USING THE INFORMATION>
1) Reproduce verbatim the passage of the Alzheimer's news digest that opens with the words containing "A June 22, 2019" and closes with "by the AARP.".
2) Answer these questions using the Alzheimer's news digest.
(a) Which organization produced the PSA "Hardest Crossword"?
(b) What kind of test is MemTrax described as?
(c) Who will build the new senior park?
3) State whether each statement agrees with the Alzheimer's news digest, answering yes or no and quoting the words that decide it.
(a) The Los Angeles Times op-ed was written by Dr. Gary Rosenberg of the University of New Mexico's Memory and Aging Center.
(b) The Medical Xpress article appeared on June 27, 2019.
(c) The AARP supports the senior park.

SELECTED EXTRACT>
- - - - - - -
June 28, 2019

Today's Top Alzheimer's News


UsAgainstAlzheimer’s is pleased to announce the launch of “Stolen Memories: An Alzheimer's Stole Ministry and Tallit Initiative.” UsA2’s Co-Founder George Vradenburg wrote the forward to this book, which explores how while dementia steals memories, 'creative stitchery crafts' can hold memories and be used for advocacy around Alzheimer's disease and related dementias. These beautiful liturgical art pieces can increase awareness, prompt discussion, begin an educational process, promote dementia-friendly faith communities and honor people affected by Alzheimer's. The book contains photos of pastors and rabbis (and George) wearing their stoles/tallits, and their essays.


A June 27, 2019 Forbes article featured the PSA, “Hardest Crossword,” from AFA (Alzheimer’s Foundation of America), raising awareness about AD.Watch the PSA here. According to the article, “No one can solve the puzzles. And in the confusion of the attempt, the cruciverbalist (or crossword enthusiast) comes to understand in some way the effects of Alzheimer’s disease that no one can solve and that plague sufferers. The “Hardest Crossword” is based on the questions that individuals living with Alzheimer’s have lost the ability to answer because of the disease. It’s aimed at spreading awareness of the insidious disease and how difficult it is to function in everyday life when one begins to lose their memory and thinking skills.”


A June 25, 2019 Medical Xpress article looked to artificial intelligence as a possible solution for testing and managing Alzheimer’s disease. A team of researchers from several institutions employed a “novel application of supervised machine learning and predictive modeling” to validate MemTrax, a simple online memory test using image recognition as a clinical decision support screening tool, to assess cognitive impairment. MemTrax evaluates short-term memory issues related to a variety of clinical conditions and impairments, including dementia.


A June 26, 2019 Los Angeles Times op-ed by Dr. Gary Rosenberg of the University of New Mexico’s Memory and Aging Center focused on the link between vascular problems, cognitive impairment and Alzheimer’s disease. Researchers are taking a fresh look at old data which found that patients with more cognitive impairment were more likely to have both amyloid and cerebrovascular brain damage. According to the article, “Hypertension, diabetes, high cholesterol, smoking and sleep apnea can all damage blood vessels and increase the risk of small strokes, which have emerged as a major co-factor that adversely affects cognition in old age.The importance of this realization is that, even as researchers continue to search for a definitive cure for Alzheimer’s, we also have something today to offer patients hoping to avoid or mitigate dementia: lowering vascular risk factors.”


A June 22, 2019 The Frederick News-Post article highlighted a newly-approved “senior park” within Monocacy Village Park (MD) geared toward older adults, including fitness and wellness features, with special consideration for people with physical and cognitive impairments. The park will be built by SeniorScapes and is supported by the AARP.
- - - - - - -
(Bounding box prediction data)
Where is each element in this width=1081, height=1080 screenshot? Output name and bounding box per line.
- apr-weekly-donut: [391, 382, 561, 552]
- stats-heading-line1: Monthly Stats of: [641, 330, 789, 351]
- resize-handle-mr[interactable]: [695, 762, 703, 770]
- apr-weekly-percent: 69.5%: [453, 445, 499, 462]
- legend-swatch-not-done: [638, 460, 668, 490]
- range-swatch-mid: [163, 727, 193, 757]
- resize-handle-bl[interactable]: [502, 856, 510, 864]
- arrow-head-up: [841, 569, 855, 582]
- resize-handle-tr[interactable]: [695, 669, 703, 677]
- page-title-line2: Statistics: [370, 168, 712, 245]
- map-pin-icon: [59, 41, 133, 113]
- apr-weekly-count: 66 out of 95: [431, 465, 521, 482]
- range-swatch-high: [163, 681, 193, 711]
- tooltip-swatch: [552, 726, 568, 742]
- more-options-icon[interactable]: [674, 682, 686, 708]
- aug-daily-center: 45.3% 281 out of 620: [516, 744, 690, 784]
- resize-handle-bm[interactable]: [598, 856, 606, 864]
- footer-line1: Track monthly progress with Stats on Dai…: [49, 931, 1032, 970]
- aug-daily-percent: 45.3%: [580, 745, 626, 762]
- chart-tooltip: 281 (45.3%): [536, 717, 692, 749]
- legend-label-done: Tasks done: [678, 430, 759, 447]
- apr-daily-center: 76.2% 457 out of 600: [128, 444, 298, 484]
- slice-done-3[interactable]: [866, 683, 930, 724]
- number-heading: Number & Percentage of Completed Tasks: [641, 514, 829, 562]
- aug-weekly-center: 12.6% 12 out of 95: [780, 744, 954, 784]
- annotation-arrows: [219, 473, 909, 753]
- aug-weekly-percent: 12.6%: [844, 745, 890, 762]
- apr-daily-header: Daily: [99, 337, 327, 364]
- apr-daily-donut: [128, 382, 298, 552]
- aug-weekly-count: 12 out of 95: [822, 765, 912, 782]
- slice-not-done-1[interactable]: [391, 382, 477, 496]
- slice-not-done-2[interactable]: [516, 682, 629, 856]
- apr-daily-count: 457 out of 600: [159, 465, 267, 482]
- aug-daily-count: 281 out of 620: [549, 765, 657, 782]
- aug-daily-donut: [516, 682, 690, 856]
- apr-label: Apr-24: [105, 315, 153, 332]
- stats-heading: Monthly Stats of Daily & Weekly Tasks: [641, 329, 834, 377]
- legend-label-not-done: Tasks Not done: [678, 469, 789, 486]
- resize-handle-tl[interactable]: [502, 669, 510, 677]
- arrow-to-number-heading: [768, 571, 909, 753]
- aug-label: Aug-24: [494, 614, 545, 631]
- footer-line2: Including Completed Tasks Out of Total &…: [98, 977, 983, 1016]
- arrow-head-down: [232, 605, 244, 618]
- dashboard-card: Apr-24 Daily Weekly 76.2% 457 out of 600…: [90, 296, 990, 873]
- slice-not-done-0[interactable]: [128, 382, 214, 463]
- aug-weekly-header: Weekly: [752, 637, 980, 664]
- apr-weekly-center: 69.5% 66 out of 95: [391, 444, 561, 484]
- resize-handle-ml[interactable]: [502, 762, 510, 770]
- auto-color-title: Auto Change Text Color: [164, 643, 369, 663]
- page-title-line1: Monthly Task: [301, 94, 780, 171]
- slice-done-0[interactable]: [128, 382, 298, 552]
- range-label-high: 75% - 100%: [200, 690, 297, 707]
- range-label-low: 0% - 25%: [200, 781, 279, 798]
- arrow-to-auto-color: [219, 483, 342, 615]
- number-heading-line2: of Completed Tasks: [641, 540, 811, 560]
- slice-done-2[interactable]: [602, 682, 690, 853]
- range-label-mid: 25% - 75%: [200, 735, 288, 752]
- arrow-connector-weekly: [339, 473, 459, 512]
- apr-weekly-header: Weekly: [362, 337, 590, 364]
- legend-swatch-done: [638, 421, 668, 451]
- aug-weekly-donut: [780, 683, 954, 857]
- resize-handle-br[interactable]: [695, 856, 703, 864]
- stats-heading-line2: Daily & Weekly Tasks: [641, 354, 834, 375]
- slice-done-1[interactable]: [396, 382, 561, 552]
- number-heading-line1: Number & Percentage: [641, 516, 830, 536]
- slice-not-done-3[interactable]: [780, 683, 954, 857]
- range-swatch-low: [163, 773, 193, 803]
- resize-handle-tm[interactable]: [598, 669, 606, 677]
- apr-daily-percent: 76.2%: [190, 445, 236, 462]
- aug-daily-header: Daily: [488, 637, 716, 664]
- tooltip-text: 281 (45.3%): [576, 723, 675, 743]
- - - - - - -
SOLUTIONS TO EACH TASK>
1)
A June 22, 2019 The Frederick News-Post article highlighted a newly-approved “senior park” within Monocacy Village Park (MD) geared toward older adults, including fitness and wellness features, with special consideration for people with physical and cognitive impairments. The park will be built by SeniorScapes and is supported by the AARP.

2)
(a) AFA (Alzheimer's Foundation of America).
(b) A simple online memory test using image recognition.
(c) SeniorScapes.

3)
(a) Yes: "A June 26, 2019 Los Angeles Times op-ed by Dr. Gary Rosenberg of the University of New Mexico’s Memory and Aging Center"
(b) No: "A June 25, 2019 Medical Xpress article"
(c) Yes: "The park will be built by SeniorScapes and is supported by the AARP."